═══ Provided records ═══

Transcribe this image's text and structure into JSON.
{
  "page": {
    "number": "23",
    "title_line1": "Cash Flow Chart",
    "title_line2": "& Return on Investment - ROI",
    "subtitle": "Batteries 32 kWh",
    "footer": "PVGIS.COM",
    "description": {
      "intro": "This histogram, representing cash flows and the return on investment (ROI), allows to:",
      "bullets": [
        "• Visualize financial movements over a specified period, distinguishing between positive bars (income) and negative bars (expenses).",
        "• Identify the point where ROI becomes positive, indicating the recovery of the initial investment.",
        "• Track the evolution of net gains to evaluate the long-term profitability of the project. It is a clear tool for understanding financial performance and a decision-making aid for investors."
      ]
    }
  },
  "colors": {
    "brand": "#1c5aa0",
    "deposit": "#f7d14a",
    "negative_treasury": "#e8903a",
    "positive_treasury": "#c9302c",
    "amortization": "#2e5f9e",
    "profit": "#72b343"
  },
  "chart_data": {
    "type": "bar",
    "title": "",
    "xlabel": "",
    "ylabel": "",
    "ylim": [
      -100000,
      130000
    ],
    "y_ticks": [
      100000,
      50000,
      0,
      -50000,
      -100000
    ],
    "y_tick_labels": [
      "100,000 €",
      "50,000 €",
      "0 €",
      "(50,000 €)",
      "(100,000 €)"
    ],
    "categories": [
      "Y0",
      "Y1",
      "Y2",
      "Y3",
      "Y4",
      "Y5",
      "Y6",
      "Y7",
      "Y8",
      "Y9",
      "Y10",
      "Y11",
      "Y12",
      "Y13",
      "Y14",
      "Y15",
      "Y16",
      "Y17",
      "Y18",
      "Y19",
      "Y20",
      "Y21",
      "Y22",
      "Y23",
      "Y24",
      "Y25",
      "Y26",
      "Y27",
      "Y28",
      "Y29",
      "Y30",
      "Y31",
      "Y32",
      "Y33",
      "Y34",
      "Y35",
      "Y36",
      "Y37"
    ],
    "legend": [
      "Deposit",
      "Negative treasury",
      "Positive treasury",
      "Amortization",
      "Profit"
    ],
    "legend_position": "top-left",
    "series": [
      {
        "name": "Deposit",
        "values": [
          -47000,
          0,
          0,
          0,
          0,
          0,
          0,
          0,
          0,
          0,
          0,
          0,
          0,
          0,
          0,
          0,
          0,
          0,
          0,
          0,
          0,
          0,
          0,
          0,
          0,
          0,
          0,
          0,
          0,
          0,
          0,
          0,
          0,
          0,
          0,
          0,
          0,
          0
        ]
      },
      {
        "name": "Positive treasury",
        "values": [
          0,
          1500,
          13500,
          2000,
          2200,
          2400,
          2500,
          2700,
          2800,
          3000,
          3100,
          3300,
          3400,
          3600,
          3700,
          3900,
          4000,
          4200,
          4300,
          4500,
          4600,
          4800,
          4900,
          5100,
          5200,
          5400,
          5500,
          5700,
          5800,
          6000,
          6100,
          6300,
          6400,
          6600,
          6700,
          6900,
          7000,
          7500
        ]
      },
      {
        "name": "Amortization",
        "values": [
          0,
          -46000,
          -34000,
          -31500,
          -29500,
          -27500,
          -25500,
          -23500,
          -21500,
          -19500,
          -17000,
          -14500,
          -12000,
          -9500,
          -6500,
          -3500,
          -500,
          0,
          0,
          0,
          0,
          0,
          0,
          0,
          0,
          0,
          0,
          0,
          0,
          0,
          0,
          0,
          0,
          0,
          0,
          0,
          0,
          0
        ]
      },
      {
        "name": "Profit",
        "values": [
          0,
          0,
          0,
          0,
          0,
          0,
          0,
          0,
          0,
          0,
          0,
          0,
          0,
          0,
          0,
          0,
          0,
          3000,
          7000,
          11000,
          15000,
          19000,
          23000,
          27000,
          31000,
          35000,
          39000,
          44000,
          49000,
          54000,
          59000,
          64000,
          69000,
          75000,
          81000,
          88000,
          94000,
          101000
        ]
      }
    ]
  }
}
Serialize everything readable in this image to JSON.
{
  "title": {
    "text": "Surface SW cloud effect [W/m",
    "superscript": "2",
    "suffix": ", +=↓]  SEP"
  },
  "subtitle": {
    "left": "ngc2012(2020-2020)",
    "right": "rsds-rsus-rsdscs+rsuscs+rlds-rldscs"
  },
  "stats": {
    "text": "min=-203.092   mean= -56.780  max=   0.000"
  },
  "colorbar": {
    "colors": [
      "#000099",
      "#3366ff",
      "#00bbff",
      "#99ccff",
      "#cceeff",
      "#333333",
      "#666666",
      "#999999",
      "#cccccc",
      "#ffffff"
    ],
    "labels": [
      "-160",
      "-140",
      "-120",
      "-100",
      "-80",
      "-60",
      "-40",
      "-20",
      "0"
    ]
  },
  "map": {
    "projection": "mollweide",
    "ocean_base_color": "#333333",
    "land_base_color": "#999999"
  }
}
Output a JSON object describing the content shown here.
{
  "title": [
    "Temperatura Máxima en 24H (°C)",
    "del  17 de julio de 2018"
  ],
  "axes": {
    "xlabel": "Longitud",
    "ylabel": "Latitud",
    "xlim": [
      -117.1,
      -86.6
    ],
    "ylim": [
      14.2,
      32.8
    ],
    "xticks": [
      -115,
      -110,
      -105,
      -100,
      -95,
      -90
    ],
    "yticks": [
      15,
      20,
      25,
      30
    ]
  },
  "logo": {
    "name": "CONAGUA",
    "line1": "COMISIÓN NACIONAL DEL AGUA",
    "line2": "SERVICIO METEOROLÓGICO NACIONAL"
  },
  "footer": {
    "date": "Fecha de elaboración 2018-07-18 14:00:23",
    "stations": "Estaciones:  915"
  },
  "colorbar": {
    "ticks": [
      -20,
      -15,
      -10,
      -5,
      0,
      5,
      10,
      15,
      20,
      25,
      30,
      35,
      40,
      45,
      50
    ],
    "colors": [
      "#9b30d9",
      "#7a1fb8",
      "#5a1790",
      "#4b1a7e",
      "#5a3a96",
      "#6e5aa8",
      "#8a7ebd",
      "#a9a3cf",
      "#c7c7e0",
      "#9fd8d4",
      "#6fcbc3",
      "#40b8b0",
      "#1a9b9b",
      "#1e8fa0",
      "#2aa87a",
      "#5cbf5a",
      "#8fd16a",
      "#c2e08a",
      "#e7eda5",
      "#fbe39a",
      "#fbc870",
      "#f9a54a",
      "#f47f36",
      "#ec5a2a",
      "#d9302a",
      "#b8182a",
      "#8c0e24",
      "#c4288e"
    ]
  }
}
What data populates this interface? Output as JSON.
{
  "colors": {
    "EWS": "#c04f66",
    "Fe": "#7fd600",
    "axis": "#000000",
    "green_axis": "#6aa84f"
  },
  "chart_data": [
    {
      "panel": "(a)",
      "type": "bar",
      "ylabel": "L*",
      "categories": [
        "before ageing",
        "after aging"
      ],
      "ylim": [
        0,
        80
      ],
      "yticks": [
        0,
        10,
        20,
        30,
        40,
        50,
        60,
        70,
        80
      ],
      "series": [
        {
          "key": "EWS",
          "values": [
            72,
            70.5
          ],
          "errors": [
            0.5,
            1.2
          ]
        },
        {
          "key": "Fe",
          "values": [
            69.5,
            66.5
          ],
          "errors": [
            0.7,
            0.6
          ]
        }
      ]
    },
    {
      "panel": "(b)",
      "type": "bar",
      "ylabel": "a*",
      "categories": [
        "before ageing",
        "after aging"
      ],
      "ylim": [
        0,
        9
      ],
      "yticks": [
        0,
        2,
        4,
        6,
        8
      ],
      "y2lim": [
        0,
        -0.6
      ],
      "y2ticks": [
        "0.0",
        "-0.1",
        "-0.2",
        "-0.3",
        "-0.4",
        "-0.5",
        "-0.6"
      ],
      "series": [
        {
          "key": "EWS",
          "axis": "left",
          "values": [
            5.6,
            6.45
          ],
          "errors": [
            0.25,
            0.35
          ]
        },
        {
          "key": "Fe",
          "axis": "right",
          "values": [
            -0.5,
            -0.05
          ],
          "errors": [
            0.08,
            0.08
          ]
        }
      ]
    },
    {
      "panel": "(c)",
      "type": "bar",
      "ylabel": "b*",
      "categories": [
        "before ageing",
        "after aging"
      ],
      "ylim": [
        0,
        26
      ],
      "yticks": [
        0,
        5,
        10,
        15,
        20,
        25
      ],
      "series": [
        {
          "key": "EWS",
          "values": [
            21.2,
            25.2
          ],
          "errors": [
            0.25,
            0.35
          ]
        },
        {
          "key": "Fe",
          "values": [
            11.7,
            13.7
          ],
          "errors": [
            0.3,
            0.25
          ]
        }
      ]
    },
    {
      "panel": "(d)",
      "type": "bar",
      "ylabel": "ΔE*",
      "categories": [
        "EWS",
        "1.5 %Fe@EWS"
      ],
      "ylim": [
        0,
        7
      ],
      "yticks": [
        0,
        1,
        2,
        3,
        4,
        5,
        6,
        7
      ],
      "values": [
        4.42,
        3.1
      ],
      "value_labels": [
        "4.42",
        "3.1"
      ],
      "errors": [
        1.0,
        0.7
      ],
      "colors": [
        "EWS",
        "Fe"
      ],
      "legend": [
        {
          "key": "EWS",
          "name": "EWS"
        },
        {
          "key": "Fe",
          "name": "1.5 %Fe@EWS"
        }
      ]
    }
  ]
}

═══

* [Given request]:
Collect the complete line wherever the string "right" appears in the records.

* [Output below]:
    "right": "rsds-rsus-rsdscs+rsuscs+rlds-rldscs"
          "axis": "right",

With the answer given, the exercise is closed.